Retype each line of the material exactly, please, skipping any picture in it.

+++ Data shown +++

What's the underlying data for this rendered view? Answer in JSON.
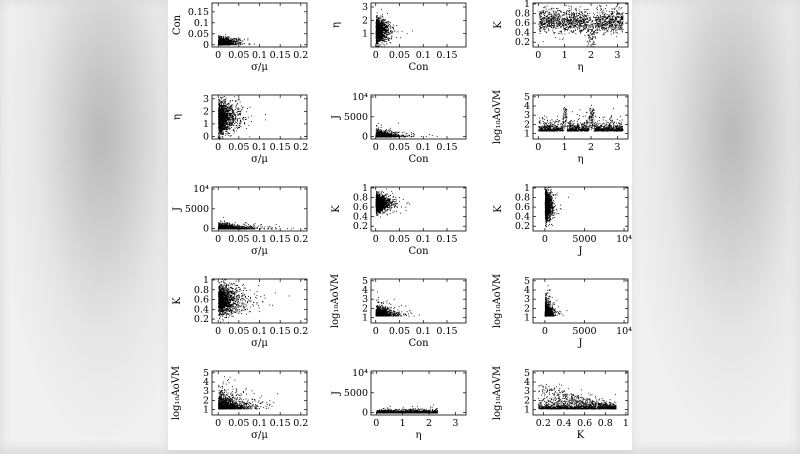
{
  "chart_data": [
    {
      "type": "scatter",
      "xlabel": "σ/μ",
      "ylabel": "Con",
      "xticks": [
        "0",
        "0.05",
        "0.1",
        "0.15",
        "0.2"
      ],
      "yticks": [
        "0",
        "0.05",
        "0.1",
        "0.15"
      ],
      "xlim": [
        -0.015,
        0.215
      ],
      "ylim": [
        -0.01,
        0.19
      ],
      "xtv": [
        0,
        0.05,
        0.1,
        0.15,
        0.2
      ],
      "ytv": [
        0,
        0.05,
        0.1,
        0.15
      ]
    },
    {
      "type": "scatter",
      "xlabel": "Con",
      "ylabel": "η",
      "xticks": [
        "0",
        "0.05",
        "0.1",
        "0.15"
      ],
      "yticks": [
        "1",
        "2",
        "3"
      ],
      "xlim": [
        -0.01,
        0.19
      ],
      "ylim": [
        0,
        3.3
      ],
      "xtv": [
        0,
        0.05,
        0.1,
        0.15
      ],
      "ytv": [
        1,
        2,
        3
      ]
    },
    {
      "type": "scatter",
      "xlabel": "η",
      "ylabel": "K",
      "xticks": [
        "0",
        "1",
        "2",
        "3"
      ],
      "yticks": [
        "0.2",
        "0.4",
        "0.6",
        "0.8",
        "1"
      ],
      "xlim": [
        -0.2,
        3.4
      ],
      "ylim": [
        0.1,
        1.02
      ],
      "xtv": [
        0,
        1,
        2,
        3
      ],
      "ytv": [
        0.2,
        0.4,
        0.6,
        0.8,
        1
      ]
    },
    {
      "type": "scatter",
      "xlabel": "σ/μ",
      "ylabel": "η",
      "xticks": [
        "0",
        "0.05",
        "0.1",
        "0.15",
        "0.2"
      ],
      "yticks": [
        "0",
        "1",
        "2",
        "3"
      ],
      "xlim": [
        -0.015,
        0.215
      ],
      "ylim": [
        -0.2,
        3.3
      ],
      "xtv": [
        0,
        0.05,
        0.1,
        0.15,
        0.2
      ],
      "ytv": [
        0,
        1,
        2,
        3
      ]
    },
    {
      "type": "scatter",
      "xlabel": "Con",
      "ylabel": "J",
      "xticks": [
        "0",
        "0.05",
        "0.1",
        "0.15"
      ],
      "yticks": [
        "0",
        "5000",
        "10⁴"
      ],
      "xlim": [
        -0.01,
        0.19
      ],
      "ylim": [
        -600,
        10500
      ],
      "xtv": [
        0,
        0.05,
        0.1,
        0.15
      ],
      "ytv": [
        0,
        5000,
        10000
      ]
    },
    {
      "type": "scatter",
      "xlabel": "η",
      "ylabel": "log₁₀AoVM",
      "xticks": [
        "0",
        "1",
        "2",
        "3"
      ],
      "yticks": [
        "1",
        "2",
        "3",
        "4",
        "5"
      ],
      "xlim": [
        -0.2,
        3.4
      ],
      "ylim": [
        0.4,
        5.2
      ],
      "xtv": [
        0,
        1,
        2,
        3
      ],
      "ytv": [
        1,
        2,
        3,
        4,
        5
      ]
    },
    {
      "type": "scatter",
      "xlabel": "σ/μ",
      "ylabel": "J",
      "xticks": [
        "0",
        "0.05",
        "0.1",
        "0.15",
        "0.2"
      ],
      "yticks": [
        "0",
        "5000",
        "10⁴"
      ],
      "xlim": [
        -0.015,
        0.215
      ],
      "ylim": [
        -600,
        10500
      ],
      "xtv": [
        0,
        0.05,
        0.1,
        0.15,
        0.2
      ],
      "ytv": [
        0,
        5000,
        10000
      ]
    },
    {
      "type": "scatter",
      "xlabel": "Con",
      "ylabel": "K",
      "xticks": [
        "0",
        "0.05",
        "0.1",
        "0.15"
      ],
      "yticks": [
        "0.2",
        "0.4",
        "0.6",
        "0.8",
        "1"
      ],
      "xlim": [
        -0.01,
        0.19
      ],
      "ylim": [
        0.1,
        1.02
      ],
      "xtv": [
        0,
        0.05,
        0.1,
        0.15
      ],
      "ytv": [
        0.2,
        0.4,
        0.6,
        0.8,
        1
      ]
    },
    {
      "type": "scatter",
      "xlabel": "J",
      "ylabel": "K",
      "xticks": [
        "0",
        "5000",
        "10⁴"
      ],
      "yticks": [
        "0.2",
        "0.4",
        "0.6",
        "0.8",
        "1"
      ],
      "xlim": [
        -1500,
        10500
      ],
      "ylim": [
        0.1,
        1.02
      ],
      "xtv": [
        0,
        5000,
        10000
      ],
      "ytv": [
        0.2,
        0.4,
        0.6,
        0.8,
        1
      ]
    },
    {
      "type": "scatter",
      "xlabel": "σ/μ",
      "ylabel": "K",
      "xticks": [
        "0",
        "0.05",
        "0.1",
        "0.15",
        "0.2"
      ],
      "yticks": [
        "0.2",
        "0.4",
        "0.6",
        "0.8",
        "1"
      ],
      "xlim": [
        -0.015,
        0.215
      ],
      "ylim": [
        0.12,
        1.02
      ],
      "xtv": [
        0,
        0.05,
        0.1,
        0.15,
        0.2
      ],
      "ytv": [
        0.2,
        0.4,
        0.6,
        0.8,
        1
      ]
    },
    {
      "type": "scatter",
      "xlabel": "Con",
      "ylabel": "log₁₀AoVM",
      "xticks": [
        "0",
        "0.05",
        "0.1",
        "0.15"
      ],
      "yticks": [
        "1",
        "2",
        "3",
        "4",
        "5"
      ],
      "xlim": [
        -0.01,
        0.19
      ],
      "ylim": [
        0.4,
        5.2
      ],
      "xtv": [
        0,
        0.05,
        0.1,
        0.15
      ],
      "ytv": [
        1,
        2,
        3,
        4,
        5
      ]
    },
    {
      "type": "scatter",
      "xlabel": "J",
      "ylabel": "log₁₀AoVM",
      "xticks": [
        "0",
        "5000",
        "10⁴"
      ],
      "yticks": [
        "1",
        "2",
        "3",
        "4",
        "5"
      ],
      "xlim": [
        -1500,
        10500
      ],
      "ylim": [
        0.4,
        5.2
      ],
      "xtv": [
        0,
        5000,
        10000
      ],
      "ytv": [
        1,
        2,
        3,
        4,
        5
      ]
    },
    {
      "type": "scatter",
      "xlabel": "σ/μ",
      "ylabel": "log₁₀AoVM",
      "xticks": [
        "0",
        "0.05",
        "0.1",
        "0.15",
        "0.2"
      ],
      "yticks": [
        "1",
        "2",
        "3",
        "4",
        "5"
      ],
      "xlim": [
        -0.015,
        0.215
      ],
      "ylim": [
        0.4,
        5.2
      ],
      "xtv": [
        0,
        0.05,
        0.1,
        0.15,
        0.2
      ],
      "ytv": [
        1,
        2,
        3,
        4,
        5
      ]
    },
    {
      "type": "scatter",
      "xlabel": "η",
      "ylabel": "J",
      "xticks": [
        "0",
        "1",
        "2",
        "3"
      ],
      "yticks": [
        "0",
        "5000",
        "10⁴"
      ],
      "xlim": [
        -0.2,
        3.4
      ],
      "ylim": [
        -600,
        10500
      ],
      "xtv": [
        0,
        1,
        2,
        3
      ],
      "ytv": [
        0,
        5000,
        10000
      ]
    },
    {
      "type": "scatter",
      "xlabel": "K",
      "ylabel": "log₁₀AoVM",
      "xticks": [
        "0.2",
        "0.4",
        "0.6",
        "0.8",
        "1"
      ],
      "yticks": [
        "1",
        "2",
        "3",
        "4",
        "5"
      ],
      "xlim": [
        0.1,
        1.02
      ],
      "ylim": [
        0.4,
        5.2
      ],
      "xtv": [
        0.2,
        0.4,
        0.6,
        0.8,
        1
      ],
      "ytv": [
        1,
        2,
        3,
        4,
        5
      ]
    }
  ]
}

+++

> Solution
What's the underlying data for this rendered view? Answer in JSON.
{
  "chart_data": [
    {
      "type": "scatter",
      "xlabel": "σ/μ",
      "ylabel": "Con",
      "xticks": [
        "0",
        "0.05",
        "0.1",
        "0.15",
        "0.2"
      ],
      "yticks": [
        "0",
        "0.05",
        "0.1",
        "0.15"
      ],
      "xlim": [
        -0.015,
        0.215
      ],
      "ylim": [
        -0.01,
        0.19
      ],
      "xtv": [
        0,
        0.05,
        0.1,
        0.15,
        0.2
      ],
      "ytv": [
        0,
        0.05,
        0.1,
        0.15
      ]
    },
    {
      "type": "scatter",
      "xlabel": "Con",
      "ylabel": "η",
      "xticks": [
        "0",
        "0.05",
        "0.1",
        "0.15"
      ],
      "yticks": [
        "1",
        "2",
        "3"
      ],
      "xlim": [
        -0.01,
        0.19
      ],
      "ylim": [
        0,
        3.3
      ],
      "xtv": [
        0,
        0.05,
        0.1,
        0.15
      ],
      "ytv": [
        1,
        2,
        3
      ]
    },
    {
      "type": "scatter",
      "xlabel": "η",
      "ylabel": "K",
      "xticks": [
        "0",
        "1",
        "2",
        "3"
      ],
      "yticks": [
        "0.2",
        "0.4",
        "0.6",
        "0.8",
        "1"
      ],
      "xlim": [
        -0.2,
        3.4
      ],
      "ylim": [
        0.1,
        1.02
      ],
      "xtv": [
        0,
        1,
        2,
        3
      ],
      "ytv": [
        0.2,
        0.4,
        0.6,
        0.8,
        1
      ]
    },
    {
      "type": "scatter",
      "xlabel": "σ/μ",
      "ylabel": "η",
      "xticks": [
        "0",
        "0.05",
        "0.1",
        "0.15",
        "0.2"
      ],
      "yticks": [
        "0",
        "1",
        "2",
        "3"
      ],
      "xlim": [
        -0.015,
        0.215
      ],
      "ylim": [
        -0.2,
        3.3
      ],
      "xtv": [
        0,
        0.05,
        0.1,
        0.15,
        0.2
      ],
      "ytv": [
        0,
        1,
        2,
        3
      ]
    },
    {
      "type": "scatter",
      "xlabel": "Con",
      "ylabel": "J",
      "xticks": [
        "0",
        "0.05",
        "0.1",
        "0.15"
      ],
      "yticks": [
        "0",
        "5000",
        "10⁴"
      ],
      "xlim": [
        -0.01,
        0.19
      ],
      "ylim": [
        -600,
        10500
      ],
      "xtv": [
        0,
        0.05,
        0.1,
        0.15
      ],
      "ytv": [
        0,
        5000,
        10000
      ]
    },
    {
      "type": "scatter",
      "xlabel": "η",
      "ylabel": "log₁₀AoVM",
      "xticks": [
        "0",
        "1",
        "2",
        "3"
      ],
      "yticks": [
        "1",
        "2",
        "3",
        "4",
        "5"
      ],
      "xlim": [
        -0.2,
        3.4
      ],
      "ylim": [
        0.4,
        5.2
      ],
      "xtv": [
        0,
        1,
        2,
        3
      ],
      "ytv": [
        1,
        2,
        3,
        4,
        5
      ]
    },
    {
      "type": "scatter",
      "xlabel": "σ/μ",
      "ylabel": "J",
      "xticks": [
        "0",
        "0.05",
        "0.1",
        "0.15",
        "0.2"
      ],
      "yticks": [
        "0",
        "5000",
        "10⁴"
      ],
      "xlim": [
        -0.015,
        0.215
      ],
      "ylim": [
        -600,
        10500
      ],
      "xtv": [
        0,
        0.05,
        0.1,
        0.15,
        0.2
      ],
      "ytv": [
        0,
        5000,
        10000
      ]
    },
    {
      "type": "scatter",
      "xlabel": "Con",
      "ylabel": "K",
      "xticks": [
        "0",
        "0.05",
        "0.1",
        "0.15"
      ],
      "yticks": [
        "0.2",
        "0.4",
        "0.6",
        "0.8",
        "1"
      ],
      "xlim": [
        -0.01,
        0.19
      ],
      "ylim": [
        0.1,
        1.02
      ],
      "xtv": [
        0,
        0.05,
        0.1,
        0.15
      ],
      "ytv": [
        0.2,
        0.4,
        0.6,
        0.8,
        1
      ]
    },
    {
      "type": "scatter",
      "xlabel": "J",
      "ylabel": "K",
      "xticks": [
        "0",
        "5000",
        "10⁴"
      ],
      "yticks": [
        "0.2",
        "0.4",
        "0.6",
        "0.8",
        "1"
      ],
      "xlim": [
        -1500,
        10500
      ],
      "ylim": [
        0.1,
        1.02
      ],
      "xtv": [
        0,
        5000,
        10000
      ],
      "ytv": [
        0.2,
        0.4,
        0.6,
        0.8,
        1
      ]
    },
    {
      "type": "scatter",
      "xlabel": "σ/μ",
      "ylabel": "K",
      "xticks": [
        "0",
        "0.05",
        "0.1",
        "0.15",
        "0.2"
      ],
      "yticks": [
        "0.2",
        "0.4",
        "0.6",
        "0.8",
        "1"
      ],
      "xlim": [
        -0.015,
        0.215
      ],
      "ylim": [
        0.12,
        1.02
      ],
      "xtv": [
        0,
        0.05,
        0.1,
        0.15,
        0.2
      ],
      "ytv": [
        0.2,
        0.4,
        0.6,
        0.8,
        1
      ]
    },
    {
      "type": "scatter",
      "xlabel": "Con",
      "ylabel": "log₁₀AoVM",
      "xticks": [
        "0",
        "0.05",
        "0.1",
        "0.15"
      ],
      "yticks": [
        "1",
        "2",
        "3",
        "4",
        "5"
      ],
      "xlim": [
        -0.01,
        0.19
      ],
      "ylim": [
        0.4,
        5.2
      ],
      "xtv": [
        0,
        0.05,
        0.1,
        0.15
      ],
      "ytv": [
        1,
        2,
        3,
        4,
        5
      ]
    },
    {
      "type": "scatter",
      "xlabel": "J",
      "ylabel": "log₁₀AoVM",
      "xticks": [
        "0",
        "5000",
        "10⁴"
      ],
      "yticks": [
        "1",
        "2",
        "3",
        "4",
        "5"
      ],
      "xlim": [
        -1500,
        10500
      ],
      "ylim": [
        0.4,
        5.2
      ],
      "xtv": [
        0,
        5000,
        10000
      ],
      "ytv": [
        1,
        2,
        3,
        4,
        5
      ]
    },
    {
      "type": "scatter",
      "xlabel": "σ/μ",
      "ylabel": "log₁₀AoVM",
      "xticks": [
        "0",
        "0.05",
        "0.1",
        "0.15",
        "0.2"
      ],
      "yticks": [
        "1",
        "2",
        "3",
        "4",
        "5"
      ],
      "xlim": [
        -0.015,
        0.215
      ],
      "ylim": [
        0.4,
        5.2
      ],
      "xtv": [
        0,
        0.05,
        0.1,
        0.15,
        0.2
      ],
      "ytv": [
        1,
        2,
        3,
        4,
        5
      ]
    },
    {
      "type": "scatter",
      "xlabel": "η",
      "ylabel": "J",
      "xticks": [
        "0",
        "1",
        "2",
        "3"
      ],
      "yticks": [
        "0",
        "5000",
        "10⁴"
      ],
      "xlim": [
        -0.2,
        3.4
      ],
      "ylim": [
        -600,
        10500
      ],
      "xtv": [
        0,
        1,
        2,
        3
      ],
      "ytv": [
        0,
        5000,
        10000
      ]
    },
    {
      "type": "scatter",
      "xlabel": "K",
      "ylabel": "log₁₀AoVM",
      "xticks": [
        "0.2",
        "0.4",
        "0.6",
        "0.8",
        "1"
      ],
      "yticks": [
        "1",
        "2",
        "3",
        "4",
        "5"
      ],
      "xlim": [
        0.1,
        1.02
      ],
      "ylim": [
        0.4,
        5.2
      ],
      "xtv": [
        0.2,
        0.4,
        0.6,
        0.8,
        1
      ],
      "ytv": [
        1,
        2,
        3,
        4,
        5
      ]
    }
  ]
}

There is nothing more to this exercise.